### [Written task]
Wherever the word "ناشی" appears in a line, copy that line.

================

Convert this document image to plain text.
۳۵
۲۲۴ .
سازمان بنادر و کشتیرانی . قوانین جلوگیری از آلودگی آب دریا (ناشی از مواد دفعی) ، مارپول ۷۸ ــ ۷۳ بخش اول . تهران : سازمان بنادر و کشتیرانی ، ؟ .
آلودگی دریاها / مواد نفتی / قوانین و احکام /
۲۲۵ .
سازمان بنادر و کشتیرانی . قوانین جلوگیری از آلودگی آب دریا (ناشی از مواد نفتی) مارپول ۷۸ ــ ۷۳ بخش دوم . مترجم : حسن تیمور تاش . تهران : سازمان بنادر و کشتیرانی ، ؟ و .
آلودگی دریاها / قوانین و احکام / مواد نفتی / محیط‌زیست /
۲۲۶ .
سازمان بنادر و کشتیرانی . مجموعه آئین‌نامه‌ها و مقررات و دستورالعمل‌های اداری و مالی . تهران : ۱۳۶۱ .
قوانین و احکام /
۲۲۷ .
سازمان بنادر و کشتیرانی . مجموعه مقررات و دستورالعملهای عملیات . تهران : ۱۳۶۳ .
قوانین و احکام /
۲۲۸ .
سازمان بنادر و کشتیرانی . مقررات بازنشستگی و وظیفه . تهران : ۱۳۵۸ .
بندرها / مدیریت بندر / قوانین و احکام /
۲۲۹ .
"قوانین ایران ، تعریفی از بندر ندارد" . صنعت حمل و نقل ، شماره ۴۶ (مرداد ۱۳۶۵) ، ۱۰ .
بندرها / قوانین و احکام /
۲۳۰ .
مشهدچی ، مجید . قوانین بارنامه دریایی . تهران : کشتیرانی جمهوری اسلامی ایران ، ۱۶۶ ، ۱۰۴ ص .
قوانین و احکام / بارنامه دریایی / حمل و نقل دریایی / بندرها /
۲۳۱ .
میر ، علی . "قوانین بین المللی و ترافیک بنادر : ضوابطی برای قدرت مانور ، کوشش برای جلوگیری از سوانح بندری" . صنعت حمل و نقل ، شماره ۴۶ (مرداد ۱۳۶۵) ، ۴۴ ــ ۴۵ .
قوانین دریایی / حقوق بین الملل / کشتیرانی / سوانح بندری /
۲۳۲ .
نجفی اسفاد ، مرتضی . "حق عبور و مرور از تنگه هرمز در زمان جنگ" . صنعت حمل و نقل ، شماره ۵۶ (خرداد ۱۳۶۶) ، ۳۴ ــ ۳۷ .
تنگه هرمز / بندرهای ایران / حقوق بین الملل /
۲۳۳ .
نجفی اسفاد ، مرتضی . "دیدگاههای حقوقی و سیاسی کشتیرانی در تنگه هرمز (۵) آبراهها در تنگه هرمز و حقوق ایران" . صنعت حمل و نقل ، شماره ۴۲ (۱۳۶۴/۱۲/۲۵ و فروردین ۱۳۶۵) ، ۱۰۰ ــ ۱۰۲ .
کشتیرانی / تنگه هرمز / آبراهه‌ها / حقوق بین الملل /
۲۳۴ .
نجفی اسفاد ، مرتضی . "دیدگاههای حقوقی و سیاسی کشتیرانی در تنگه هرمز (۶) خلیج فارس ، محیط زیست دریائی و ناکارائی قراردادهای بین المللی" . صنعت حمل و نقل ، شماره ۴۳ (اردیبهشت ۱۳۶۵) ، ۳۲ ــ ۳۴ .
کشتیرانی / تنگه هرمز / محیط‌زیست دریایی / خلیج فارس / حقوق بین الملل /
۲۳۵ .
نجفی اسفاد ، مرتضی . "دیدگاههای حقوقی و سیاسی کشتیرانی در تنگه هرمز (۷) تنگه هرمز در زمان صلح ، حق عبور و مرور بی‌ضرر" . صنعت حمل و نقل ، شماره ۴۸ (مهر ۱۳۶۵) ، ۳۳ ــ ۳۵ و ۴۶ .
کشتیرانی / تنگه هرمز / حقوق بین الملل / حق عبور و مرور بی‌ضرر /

================

### [Answer for this exercise]
سازمان بنادر و کشتیرانی . قوانین جلوگیری از آلودگی آب دریا (ناشی از مواد دفعی) ، مارپول ۷۸ ــ ۷۳ بخش اول . تهران : سازمان بنادر و کشتیرانی ، ؟ .
سازمان بنادر و کشتیرانی . قوانین جلوگیری از آلودگی آب دریا (ناشی از مواد نفتی) مارپول ۷۸ ــ ۷۳ بخش دوم . مترجم : حسن تیمور تاش . تهران : سازمان بنادر و کشتیرانی ، ؟ و .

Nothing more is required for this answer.